Write the material out again in full, exactly.

-*-

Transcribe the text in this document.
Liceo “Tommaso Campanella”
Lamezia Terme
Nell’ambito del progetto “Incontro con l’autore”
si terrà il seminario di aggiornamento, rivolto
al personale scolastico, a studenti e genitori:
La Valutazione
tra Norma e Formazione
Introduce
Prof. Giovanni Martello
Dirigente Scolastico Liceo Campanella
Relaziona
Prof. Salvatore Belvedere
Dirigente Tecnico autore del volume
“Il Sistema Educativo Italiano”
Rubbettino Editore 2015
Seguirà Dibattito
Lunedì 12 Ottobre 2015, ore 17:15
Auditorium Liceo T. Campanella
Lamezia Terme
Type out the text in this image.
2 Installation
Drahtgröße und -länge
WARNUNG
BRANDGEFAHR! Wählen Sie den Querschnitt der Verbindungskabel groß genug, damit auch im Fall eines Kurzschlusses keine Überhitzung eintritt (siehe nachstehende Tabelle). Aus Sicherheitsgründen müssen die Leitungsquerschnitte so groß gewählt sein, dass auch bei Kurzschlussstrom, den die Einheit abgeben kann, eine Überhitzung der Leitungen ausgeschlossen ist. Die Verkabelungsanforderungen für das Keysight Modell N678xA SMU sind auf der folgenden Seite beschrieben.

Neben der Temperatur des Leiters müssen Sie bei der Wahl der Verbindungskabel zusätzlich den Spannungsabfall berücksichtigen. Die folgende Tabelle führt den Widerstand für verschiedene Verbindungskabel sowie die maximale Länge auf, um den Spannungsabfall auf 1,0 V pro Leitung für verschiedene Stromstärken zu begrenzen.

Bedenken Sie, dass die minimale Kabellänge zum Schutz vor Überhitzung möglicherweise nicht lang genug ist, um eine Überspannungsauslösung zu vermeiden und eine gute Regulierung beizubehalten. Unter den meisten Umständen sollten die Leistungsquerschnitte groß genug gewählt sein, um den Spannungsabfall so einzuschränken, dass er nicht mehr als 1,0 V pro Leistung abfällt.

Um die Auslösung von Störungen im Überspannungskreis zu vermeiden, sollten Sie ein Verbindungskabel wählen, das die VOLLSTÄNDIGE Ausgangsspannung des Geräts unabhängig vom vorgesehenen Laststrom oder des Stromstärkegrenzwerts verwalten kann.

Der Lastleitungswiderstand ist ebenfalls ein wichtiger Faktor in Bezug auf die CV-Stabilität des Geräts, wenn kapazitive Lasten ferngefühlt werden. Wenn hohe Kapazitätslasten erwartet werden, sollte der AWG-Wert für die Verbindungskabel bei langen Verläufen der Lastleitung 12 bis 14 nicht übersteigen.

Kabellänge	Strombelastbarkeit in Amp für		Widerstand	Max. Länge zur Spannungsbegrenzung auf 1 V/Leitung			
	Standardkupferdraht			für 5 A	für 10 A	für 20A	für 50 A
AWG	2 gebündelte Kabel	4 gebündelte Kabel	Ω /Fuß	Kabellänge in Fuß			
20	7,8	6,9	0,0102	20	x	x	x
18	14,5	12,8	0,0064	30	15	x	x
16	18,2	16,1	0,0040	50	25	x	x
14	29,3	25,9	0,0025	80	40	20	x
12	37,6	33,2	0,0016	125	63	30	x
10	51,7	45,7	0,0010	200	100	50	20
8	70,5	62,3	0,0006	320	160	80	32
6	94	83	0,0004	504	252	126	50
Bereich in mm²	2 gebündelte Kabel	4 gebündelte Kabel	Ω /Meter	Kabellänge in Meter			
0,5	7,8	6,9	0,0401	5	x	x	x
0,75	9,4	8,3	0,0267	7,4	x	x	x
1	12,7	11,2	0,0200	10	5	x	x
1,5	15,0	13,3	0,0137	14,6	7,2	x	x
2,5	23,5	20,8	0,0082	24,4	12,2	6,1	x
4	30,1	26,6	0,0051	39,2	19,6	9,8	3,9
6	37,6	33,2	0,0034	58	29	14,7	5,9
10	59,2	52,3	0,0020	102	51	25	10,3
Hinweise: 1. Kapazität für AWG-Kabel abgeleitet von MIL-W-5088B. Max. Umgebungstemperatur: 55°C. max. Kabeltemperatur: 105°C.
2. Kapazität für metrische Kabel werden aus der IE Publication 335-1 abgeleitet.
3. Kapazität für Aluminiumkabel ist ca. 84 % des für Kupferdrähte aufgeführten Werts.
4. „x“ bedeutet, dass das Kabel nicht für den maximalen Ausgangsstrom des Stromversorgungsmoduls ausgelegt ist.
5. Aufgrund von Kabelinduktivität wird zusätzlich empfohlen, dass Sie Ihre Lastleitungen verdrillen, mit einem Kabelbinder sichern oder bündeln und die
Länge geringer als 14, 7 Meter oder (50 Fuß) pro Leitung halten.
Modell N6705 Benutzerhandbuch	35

-*-

Response to the task:
Transcribe the text in this document.
Liceo “Tommaso Campanella”
Lamezia Terme
Nell’ambito del progetto “Incontro con l’autore”
si terrà il seminario di aggiornamento, rivolto
al personale scolastico, a studenti e genitori:
La Valutazione
tra Norma e Formazione
Introduce
Prof. Giovanni Martello
Dirigente Scolastico Liceo Campanella
Relaziona
Prof. Salvatore Belvedere
Dirigente Tecnico autore del volume
“Il Sistema Educativo Italiano”
Rubbettino Editore 2015
Seguirà Dibattito
Lunedì 12 Ottobre 2015, ore 17:15
Auditorium Liceo T. Campanella
Lamezia Terme
Type out the text in this image.
2 Installation
Drahtgröße und -länge
WARNUNG
BRANDGEFAHR! Wählen Sie den Querschnitt der Verbindungskabel groß genug, damit auch im Fall eines Kurzschlusses keine Überhitzung eintritt (siehe nachstehende Tabelle). Aus Sicherheitsgründen müssen die Leitungsquerschnitte so groß gewählt sein, dass auch bei Kurzschlussstrom, den die Einheit abgeben kann, eine Überhitzung der Leitungen ausgeschlossen ist. Die Verkabelungsanforderungen für das Keysight Modell N678xA SMU sind auf der folgenden Seite beschrieben.

Neben der Temperatur des Leiters müssen Sie bei der Wahl der Verbindungskabel zusätzlich den Spannungsabfall berücksichtigen. Die folgende Tabelle führt den Widerstand für verschiedene Verbindungskabel sowie die maximale Länge auf, um den Spannungsabfall auf 1,0 V pro Leitung für verschiedene Stromstärken zu begrenzen.

Bedenken Sie, dass die minimale Kabellänge zum Schutz vor Überhitzung möglicherweise nicht lang genug ist, um eine Überspannungsauslösung zu vermeiden und eine gute Regulierung beizubehalten. Unter den meisten Umständen sollten die Leistungsquerschnitte groß genug gewählt sein, um den Spannungsabfall so einzuschränken, dass er nicht mehr als 1,0 V pro Leistung abfällt.

Um die Auslösung von Störungen im Überspannungskreis zu vermeiden, sollten Sie ein Verbindungskabel wählen, das die VOLLSTÄNDIGE Ausgangsspannung des Geräts unabhängig vom vorgesehenen Laststrom oder des Stromstärkegrenzwerts verwalten kann.

Der Lastleitungswiderstand ist ebenfalls ein wichtiger Faktor in Bezug auf die CV-Stabilität des Geräts, wenn kapazitive Lasten ferngefühlt werden. Wenn hohe Kapazitätslasten erwartet werden, sollte der AWG-Wert für die Verbindungskabel bei langen Verläufen der Lastleitung 12 bis 14 nicht übersteigen.

Kabellänge	Strombelastbarkeit in Amp für		Widerstand	Max. Länge zur Spannungsbegrenzung auf 1 V/Leitung			
	Standardkupferdraht			für 5 A	für 10 A	für 20A	für 50 A
AWG	2 gebündelte Kabel	4 gebündelte Kabel	Ω /Fuß	Kabellänge in Fuß			
20	7,8	6,9	0,0102	20	x	x	x
18	14,5	12,8	0,0064	30	15	x	x
16	18,2	16,1	0,0040	50	25	x	x
14	29,3	25,9	0,0025	80	40	20	x
12	37,6	33,2	0,0016	125	63	30	x
10	51,7	45,7	0,0010	200	100	50	20
8	70,5	62,3	0,0006	320	160	80	32
6	94	83	0,0004	504	252	126	50
Bereich in mm²	2 gebündelte Kabel	4 gebündelte Kabel	Ω /Meter	Kabellänge in Meter			
0,5	7,8	6,9	0,0401	5	x	x	x
0,75	9,4	8,3	0,0267	7,4	x	x	x
1	12,7	11,2	0,0200	10	5	x	x
1,5	15,0	13,3	0,0137	14,6	7,2	x	x
2,5	23,5	20,8	0,0082	24,4	12,2	6,1	x
4	30,1	26,6	0,0051	39,2	19,6	9,8	3,9
6	37,6	33,2	0,0034	58	29	14,7	5,9
10	59,2	52,3	0,0020	102	51	25	10,3
Hinweise: 1. Kapazität für AWG-Kabel abgeleitet von MIL-W-5088B. Max. Umgebungstemperatur: 55°C. max. Kabeltemperatur: 105°C.
2. Kapazität für metrische Kabel werden aus der IE Publication 335-1 abgeleitet.
3. Kapazität für Aluminiumkabel ist ca. 84 % des für Kupferdrähte aufgeführten Werts.
4. „x“ bedeutet, dass das Kabel nicht für den maximalen Ausgangsstrom des Stromversorgungsmoduls ausgelegt ist.
5. Aufgrund von Kabelinduktivität wird zusätzlich empfohlen, dass Sie Ihre Lastleitungen verdrillen, mit einem Kabelbinder sichern oder bündeln und die
Länge geringer als 14, 7 Meter oder (50 Fuß) pro Leitung halten.
Modell N6705 Benutzerhandbuch	35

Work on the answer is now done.